TASK BRIEF — Update the records below by replacing "pair of reels" with "pair of spools" throughout, and reproduce every other line without change.

DATA FOR THIS EXERCISE —
+--

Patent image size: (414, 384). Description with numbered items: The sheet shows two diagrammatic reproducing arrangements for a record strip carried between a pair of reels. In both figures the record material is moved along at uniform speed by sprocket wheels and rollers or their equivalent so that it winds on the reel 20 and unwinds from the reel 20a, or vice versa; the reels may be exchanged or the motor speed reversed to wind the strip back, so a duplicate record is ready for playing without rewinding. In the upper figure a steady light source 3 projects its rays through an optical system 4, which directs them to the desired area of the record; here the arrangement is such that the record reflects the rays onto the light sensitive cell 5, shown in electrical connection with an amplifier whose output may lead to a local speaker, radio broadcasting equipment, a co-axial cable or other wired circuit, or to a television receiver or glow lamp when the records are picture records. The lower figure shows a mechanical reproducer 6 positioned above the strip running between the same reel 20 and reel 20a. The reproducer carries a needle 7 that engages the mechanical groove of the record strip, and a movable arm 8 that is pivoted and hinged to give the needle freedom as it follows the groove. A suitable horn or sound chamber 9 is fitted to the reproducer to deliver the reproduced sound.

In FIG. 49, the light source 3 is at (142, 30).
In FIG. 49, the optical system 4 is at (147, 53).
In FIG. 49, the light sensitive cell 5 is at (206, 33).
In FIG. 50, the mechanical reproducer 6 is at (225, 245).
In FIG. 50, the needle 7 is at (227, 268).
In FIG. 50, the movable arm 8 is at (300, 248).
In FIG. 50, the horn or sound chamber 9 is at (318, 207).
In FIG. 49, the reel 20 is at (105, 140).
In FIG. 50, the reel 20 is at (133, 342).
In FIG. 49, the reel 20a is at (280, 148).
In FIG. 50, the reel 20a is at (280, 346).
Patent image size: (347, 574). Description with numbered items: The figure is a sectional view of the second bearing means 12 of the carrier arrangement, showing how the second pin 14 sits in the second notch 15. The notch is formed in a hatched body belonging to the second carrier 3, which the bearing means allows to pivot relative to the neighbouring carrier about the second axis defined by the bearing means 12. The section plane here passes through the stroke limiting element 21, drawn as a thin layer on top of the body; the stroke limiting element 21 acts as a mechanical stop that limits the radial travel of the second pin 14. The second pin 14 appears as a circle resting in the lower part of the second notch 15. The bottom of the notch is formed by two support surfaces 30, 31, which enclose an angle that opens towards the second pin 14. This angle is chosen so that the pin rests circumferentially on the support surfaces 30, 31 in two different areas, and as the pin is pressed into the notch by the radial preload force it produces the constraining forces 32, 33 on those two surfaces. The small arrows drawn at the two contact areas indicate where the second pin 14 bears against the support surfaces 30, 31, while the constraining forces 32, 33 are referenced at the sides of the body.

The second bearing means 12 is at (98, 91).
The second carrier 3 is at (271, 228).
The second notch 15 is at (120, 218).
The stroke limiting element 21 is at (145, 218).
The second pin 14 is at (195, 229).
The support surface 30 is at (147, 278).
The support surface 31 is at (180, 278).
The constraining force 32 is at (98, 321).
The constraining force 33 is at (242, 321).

+--

SOLUTION FOR THIS PROBLEM —
Patent image size: (414, 384). Description with numbered items: The sheet shows two diagrammatic reproducing arrangements for a record strip carried between a pair of spools. In both figures the record material is moved along at uniform speed by sprocket wheels and rollers or their equivalent so that it winds on the reel 20 and unwinds from the reel 20a, or vice versa; the reels may be exchanged or the motor speed reversed to wind the strip back, so a duplicate record is ready for playing without rewinding. In the upper figure a steady light source 3 projects its rays through an optical system 4, which directs them to the desired area of the record; here the arrangement is such that the record reflects the rays onto the light sensitive cell 5, shown in electrical connection with an amplifier whose output may lead to a local speaker, radio broadcasting equipment, a co-axial cable or other wired circuit, or to a television receiver or glow lamp when the records are picture records. The lower figure shows a mechanical reproducer 6 positioned above the strip running between the same reel 20 and reel 20a. The reproducer carries a needle 7 that engages the mechanical groove of the record strip, and a movable arm 8 that is pivoted and hinged to give the needle freedom as it follows the groove. A suitable horn or sound chamber 9 is fitted to the reproducer to deliver the reproduced sound.

In FIG. 49, the light source 3 is at (142, 30).
In FIG. 49, the optical system 4 is at (147, 53).
In FIG. 49, the light sensitive cell 5 is at (206, 33).
In FIG. 50, the mechanical reproducer 6 is at (225, 245).
In FIG. 50, the needle 7 is at (227, 268).
In FIG. 50, the movable arm 8 is at (300, 248).
In FIG. 50, the horn or sound chamber 9 is at (318, 207).
In FIG. 49, the reel 20 is at (105, 140).
In FIG. 50, the reel 20 is at (133, 342).
In FIG. 49, the reel 20a is at (280, 148).
In FIG. 50, the reel 20a is at (280, 346).
Patent image size: (347, 574). Description with numbered items: The figure is a sectional view of the second bearing means 12 of the carrier arrangement, showing how the second pin 14 sits in the second notch 15. The notch is formed in a hatched body belonging to the second carrier 3, which the bearing means allows to pivot relative to the neighbouring carrier about the second axis defined by the bearing means 12. The section plane here passes through the stroke limiting element 21, drawn as a thin layer on top of the body; the stroke limiting element 21 acts as a mechanical stop that limits the radial travel of the second pin 14. The second pin 14 appears as a circle resting in the lower part of the second notch 15. The bottom of the notch is formed by two support surfaces 30, 31, which enclose an angle that opens towards the second pin 14. This angle is chosen so that the pin rests circumferentially on the support surfaces 30, 31 in two different areas, and as the pin is pressed into the notch by the radial preload force it produces the constraining forces 32, 33 on those two surfaces. The small arrows drawn at the two contact areas indicate where the second pin 14 bears against the support surfaces 30, 31, while the constraining forces 32, 33 are referenced at the sides of the body.

The second bearing means 12 is at (98, 91).
The second carrier 3 is at (271, 228).
The second notch 15 is at (120, 218).
The stroke limiting element 21 is at (145, 218).
The second pin 14 is at (195, 229).
The support surface 30 is at (147, 278).
The support surface 31 is at (180, 278).
The constraining force 32 is at (98, 321).
The constraining force 33 is at (242, 321).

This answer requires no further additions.